• TO BE DONE:
Reply only with how many lines contain the word "this".

• SOURCE RECORDS:
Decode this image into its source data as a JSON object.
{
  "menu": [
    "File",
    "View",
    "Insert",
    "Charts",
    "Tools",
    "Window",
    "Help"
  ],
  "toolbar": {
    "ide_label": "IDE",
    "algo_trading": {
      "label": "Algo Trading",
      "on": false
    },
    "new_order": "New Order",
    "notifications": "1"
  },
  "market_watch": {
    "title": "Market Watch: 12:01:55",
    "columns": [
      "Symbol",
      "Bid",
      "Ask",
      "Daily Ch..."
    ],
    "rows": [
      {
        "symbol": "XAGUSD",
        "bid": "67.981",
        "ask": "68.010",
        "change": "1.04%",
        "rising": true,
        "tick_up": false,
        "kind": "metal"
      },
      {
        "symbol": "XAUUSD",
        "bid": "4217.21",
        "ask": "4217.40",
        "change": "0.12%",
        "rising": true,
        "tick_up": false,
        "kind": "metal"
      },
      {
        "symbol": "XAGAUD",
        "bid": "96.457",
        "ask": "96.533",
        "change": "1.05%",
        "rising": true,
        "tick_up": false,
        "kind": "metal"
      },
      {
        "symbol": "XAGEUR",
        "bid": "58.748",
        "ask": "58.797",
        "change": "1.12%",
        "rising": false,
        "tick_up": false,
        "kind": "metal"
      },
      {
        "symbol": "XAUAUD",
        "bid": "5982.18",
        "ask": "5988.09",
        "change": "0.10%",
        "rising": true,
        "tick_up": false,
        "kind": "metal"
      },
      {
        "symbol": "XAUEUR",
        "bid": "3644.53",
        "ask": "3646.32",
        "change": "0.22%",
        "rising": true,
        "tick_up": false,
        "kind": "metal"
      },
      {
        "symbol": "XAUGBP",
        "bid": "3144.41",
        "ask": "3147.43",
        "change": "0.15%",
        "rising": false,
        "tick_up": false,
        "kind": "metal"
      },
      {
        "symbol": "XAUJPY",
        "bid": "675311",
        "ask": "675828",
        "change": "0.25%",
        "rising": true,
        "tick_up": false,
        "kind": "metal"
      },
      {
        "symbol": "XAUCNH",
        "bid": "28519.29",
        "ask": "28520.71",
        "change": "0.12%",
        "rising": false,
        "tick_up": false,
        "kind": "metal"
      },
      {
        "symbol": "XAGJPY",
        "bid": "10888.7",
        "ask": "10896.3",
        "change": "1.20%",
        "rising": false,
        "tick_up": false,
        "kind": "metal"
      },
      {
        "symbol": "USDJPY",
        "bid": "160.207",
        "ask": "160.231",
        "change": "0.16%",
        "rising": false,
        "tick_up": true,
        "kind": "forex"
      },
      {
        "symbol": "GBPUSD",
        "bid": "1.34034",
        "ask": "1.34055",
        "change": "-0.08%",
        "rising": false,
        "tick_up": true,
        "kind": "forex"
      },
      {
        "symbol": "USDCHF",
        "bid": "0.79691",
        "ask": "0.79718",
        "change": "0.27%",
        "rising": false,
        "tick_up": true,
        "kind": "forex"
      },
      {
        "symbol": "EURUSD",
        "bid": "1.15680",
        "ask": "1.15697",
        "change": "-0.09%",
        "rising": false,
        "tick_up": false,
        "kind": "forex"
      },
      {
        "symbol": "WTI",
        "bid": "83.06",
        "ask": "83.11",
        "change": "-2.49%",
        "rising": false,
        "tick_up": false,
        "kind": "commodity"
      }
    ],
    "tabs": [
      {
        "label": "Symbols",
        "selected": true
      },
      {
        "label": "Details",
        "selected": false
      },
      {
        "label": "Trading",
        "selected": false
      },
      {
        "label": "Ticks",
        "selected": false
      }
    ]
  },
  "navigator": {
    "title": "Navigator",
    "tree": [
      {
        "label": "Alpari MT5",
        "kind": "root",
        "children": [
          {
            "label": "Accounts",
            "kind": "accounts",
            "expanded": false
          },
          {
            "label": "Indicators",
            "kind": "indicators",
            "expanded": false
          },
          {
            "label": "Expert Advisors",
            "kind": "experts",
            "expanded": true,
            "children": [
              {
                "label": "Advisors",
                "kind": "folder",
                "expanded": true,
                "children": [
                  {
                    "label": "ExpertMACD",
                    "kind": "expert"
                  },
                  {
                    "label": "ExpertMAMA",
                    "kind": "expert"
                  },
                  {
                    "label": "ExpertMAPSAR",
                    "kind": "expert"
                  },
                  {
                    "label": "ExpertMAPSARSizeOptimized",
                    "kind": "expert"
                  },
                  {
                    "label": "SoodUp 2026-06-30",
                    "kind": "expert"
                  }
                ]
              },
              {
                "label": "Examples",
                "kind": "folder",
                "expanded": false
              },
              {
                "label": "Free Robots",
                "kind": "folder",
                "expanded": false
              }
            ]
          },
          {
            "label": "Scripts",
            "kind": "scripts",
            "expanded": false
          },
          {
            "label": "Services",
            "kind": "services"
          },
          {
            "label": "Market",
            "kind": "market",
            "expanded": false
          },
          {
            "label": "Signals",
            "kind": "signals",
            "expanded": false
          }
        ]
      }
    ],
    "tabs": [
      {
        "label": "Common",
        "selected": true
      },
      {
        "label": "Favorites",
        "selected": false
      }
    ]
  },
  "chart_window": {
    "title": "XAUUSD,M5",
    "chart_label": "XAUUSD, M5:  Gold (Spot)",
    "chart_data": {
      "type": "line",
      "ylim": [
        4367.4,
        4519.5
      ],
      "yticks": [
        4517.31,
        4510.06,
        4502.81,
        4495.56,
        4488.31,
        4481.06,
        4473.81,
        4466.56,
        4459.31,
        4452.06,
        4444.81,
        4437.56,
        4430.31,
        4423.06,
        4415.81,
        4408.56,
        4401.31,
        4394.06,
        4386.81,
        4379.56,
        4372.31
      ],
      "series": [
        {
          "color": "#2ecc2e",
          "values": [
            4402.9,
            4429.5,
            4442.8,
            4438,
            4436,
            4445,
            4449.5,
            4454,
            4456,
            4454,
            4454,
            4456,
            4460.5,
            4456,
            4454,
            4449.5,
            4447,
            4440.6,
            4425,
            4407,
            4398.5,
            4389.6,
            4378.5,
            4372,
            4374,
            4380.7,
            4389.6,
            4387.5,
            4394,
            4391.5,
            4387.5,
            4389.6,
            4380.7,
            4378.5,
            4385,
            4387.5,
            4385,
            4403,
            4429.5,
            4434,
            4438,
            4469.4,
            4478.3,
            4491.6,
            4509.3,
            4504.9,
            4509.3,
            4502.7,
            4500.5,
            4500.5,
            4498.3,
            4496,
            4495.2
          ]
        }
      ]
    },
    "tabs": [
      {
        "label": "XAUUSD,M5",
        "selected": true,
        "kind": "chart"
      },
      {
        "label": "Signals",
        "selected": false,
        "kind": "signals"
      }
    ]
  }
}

---

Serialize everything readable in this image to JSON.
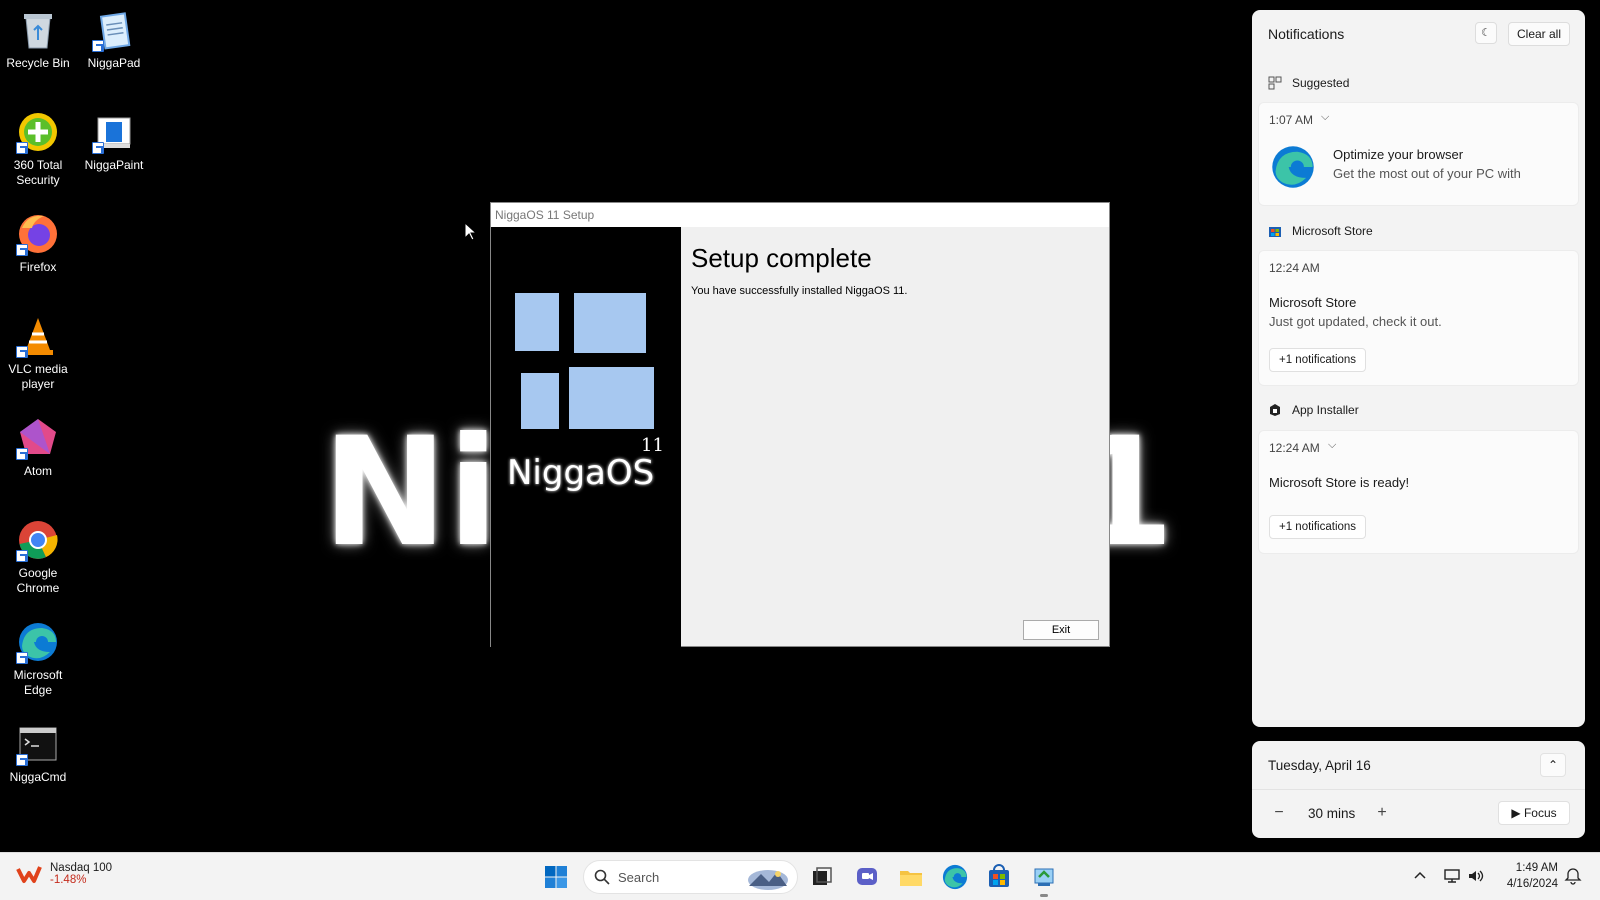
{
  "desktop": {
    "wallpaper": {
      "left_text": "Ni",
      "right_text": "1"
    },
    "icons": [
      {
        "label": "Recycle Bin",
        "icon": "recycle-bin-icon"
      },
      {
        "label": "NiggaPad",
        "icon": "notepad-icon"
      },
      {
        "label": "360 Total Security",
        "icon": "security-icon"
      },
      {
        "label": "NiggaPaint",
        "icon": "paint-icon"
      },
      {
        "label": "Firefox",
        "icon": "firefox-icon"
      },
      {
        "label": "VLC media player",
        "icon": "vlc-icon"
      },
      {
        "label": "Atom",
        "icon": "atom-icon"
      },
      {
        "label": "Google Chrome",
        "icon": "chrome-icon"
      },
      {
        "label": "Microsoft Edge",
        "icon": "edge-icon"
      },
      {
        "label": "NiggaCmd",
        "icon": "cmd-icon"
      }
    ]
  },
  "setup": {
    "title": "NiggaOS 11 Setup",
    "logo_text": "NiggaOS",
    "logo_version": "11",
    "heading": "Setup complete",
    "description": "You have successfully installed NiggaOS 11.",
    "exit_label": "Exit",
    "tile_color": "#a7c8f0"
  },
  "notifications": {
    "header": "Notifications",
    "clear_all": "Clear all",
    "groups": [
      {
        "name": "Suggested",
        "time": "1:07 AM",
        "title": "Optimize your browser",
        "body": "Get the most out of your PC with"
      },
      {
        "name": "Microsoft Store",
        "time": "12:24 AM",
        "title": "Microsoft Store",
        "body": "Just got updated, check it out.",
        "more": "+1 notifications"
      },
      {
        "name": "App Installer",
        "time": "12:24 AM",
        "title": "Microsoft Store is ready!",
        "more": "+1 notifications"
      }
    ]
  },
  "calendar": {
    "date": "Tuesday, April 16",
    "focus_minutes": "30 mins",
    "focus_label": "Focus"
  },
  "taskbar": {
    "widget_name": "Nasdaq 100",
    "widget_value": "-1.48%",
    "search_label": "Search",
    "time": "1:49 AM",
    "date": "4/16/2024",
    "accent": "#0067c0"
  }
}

• FULL OUTPUT:
2